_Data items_
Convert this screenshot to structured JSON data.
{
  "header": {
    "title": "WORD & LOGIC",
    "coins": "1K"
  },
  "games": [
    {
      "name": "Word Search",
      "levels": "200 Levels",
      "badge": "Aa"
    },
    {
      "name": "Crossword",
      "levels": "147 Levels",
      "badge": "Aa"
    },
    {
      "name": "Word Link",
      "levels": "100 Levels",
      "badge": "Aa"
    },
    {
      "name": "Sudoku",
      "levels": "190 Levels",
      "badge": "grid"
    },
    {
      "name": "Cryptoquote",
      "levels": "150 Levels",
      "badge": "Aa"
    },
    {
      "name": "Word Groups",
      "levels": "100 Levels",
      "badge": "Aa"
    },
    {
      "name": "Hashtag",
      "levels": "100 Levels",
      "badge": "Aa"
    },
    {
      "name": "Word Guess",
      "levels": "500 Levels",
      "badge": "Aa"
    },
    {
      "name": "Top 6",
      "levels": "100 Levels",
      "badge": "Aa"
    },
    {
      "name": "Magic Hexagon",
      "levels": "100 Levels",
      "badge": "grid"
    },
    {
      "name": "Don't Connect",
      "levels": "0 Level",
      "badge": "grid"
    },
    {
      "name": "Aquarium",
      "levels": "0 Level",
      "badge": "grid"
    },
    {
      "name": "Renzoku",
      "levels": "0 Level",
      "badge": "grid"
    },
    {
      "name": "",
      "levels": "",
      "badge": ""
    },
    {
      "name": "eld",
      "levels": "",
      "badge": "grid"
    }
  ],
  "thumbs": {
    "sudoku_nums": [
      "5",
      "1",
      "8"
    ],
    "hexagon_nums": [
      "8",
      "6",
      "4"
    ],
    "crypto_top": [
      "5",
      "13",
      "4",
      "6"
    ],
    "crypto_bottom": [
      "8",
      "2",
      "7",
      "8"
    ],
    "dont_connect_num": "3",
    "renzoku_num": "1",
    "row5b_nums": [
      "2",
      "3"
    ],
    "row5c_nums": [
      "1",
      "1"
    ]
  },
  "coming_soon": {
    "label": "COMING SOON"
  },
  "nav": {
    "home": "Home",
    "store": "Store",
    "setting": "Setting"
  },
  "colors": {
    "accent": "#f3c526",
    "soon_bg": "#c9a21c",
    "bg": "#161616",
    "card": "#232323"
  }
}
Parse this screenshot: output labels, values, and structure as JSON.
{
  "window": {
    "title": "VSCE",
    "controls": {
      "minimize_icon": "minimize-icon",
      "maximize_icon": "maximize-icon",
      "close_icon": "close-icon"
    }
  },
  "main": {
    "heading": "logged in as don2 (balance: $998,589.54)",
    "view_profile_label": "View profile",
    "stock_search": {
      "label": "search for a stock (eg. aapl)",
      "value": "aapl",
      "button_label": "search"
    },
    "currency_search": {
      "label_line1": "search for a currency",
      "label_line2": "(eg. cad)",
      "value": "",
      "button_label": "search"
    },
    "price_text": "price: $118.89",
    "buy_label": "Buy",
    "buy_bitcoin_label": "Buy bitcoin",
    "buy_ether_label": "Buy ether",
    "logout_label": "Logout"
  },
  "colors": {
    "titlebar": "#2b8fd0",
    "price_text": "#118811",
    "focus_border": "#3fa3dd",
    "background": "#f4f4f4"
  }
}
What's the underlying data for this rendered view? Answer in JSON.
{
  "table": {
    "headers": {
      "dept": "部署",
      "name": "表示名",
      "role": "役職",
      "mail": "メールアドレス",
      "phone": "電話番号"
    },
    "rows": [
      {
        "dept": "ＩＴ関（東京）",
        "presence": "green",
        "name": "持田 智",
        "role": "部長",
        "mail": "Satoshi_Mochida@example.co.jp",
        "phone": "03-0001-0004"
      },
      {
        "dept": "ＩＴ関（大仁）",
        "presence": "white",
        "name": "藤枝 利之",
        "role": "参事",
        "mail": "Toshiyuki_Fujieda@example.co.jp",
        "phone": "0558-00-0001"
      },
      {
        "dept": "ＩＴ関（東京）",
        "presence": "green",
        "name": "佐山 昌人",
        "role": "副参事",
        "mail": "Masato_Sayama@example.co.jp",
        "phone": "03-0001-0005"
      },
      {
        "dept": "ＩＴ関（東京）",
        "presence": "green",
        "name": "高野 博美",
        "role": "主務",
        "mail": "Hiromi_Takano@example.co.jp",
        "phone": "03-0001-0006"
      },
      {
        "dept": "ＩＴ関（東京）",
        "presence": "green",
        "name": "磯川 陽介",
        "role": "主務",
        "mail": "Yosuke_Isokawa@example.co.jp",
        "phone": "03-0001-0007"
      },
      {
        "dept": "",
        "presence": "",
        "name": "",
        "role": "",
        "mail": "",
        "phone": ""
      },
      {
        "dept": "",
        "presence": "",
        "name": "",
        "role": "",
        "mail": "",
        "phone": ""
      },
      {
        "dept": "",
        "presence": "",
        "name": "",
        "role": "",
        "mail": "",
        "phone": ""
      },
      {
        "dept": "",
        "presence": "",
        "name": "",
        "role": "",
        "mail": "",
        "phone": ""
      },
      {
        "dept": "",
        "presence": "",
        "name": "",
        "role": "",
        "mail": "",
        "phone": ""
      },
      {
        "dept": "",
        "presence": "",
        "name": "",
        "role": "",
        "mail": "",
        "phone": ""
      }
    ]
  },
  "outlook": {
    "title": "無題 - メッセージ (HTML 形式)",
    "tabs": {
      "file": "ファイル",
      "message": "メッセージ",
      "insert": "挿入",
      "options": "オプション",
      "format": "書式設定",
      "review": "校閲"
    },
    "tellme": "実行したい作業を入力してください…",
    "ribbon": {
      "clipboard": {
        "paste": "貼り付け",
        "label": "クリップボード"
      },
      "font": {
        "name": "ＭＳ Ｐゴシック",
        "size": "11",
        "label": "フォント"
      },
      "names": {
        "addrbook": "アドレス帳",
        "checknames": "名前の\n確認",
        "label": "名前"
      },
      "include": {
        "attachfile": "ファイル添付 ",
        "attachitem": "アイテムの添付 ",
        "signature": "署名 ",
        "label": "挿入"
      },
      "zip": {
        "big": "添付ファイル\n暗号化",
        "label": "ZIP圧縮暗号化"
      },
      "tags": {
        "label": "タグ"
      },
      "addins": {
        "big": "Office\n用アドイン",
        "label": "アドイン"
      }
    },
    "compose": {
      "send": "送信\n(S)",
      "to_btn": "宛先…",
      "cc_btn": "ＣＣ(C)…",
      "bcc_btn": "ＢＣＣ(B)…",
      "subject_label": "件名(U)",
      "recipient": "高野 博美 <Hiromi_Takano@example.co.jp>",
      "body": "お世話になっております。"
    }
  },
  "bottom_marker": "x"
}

_Given instruction_
In the entries above, count each line holding "example" and report the total and nothing more.

_Expected answer_
6